# Problem description
Copy all the data exactly, except the pictures.

··· Records ···

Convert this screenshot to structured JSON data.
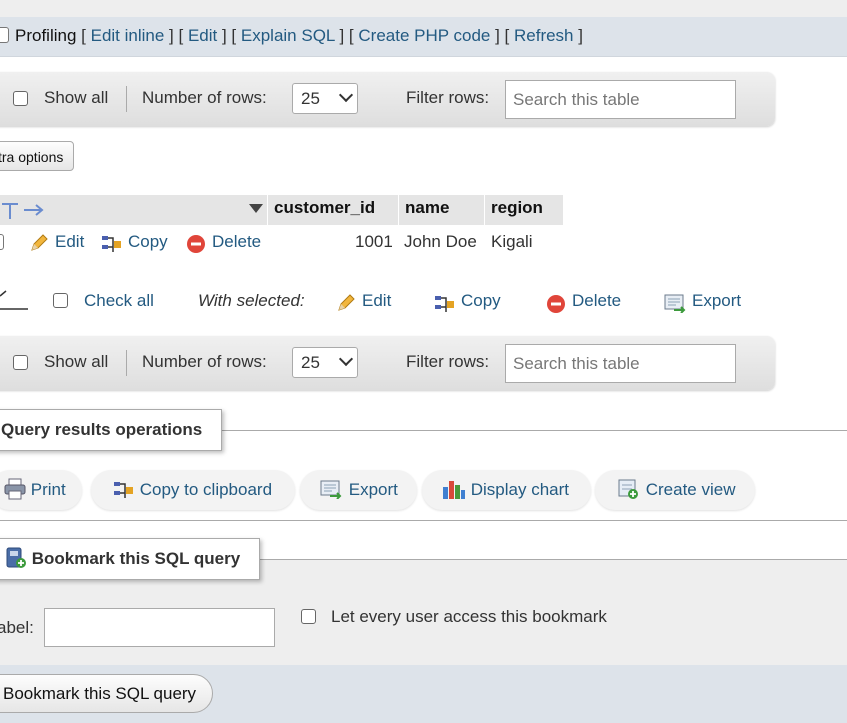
{
  "profiling": {
    "label": "Profiling",
    "links": [
      "Edit inline",
      "Edit",
      "Explain SQL",
      "Create PHP code",
      "Refresh"
    ]
  },
  "nav_top": {
    "show_all": "Show all",
    "rows_label": "Number of rows:",
    "rows_value": "25",
    "filter_label": "Filter rows:",
    "search_placeholder": "Search this table"
  },
  "extra_options": "xtra options",
  "table": {
    "headers": [
      "customer_id",
      "name",
      "region"
    ],
    "row": {
      "actions": [
        "Edit",
        "Copy",
        "Delete"
      ],
      "cells": [
        "1001",
        "John Doe",
        "Kigali"
      ]
    }
  },
  "bulk": {
    "check_all": "Check all",
    "with_selected": "With selected:",
    "actions": [
      "Edit",
      "Copy",
      "Delete",
      "Export"
    ]
  },
  "nav_bottom": {
    "show_all": "Show all",
    "rows_label": "Number of rows:",
    "rows_value": "25",
    "filter_label": "Filter rows:",
    "search_placeholder": "Search this table"
  },
  "query_ops": {
    "legend": "Query results operations",
    "buttons": [
      "Print",
      "Copy to clipboard",
      "Export",
      "Display chart",
      "Create view"
    ]
  },
  "bookmark": {
    "legend": "Bookmark this SQL query",
    "label_text": "abel:",
    "label_value": "",
    "share_label": "Let every user access this bookmark",
    "submit": "Bookmark this SQL query"
  },
  "colors": {
    "link": "#235a81",
    "bar_blue": "#dde3ea",
    "delete_red": "#e0453a"
  }
}
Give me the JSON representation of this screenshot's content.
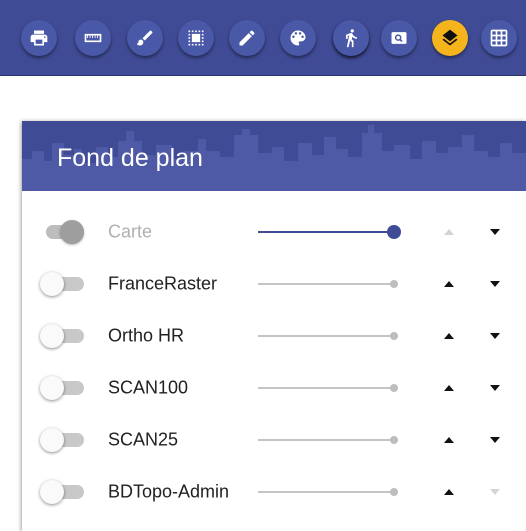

···

# Exercise solution
Convert this screenshot to structured JSON data.
{
  "profiling": {
    "label": "Profiling",
    "links": [
      "Edit inline",
      "Edit",
      "Explain SQL",
      "Create PHP code",
      "Refresh"
    ]
  },
  "nav_top": {
    "show_all": "Show all",
    "rows_label": "Number of rows:",
    "rows_value": "25",
    "filter_label": "Filter rows:",
    "search_placeholder": "Search this table"
  },
  "extra_options": "xtra options",
  "table": {
    "headers": [
      "customer_id",
      "name",
      "region"
    ],
    "row": {
      "actions": [
        "Edit",
        "Copy",
        "Delete"
      ],
      "cells": [
        "1001",
        "John Doe",
        "Kigali"
      ]
    }
  },
  "bulk": {
    "check_all": "Check all",
    "with_selected": "With selected:",
    "actions": [
      "Edit",
      "Copy",
      "Delete",
      "Export"
    ]
  },
  "nav_bottom": {
    "show_all": "Show all",
    "rows_label": "Number of rows:",
    "rows_value": "25",
    "filter_label": "Filter rows:",
    "search_placeholder": "Search this table"
  },
  "query_ops": {
    "legend": "Query results operations",
    "buttons": [
      "Print",
      "Copy to clipboard",
      "Export",
      "Display chart",
      "Create view"
    ]
  },
  "bookmark": {
    "legend": "Bookmark this SQL query",
    "label_text": "abel:",
    "label_value": "",
    "share_label": "Let every user access this bookmark",
    "submit": "Bookmark this SQL query"
  },
  "colors": {
    "link": "#235a81",
    "bar_blue": "#dde3ea",
    "delete_red": "#e0453a"
  }
}
Give me the JSON representation of this screenshot's content.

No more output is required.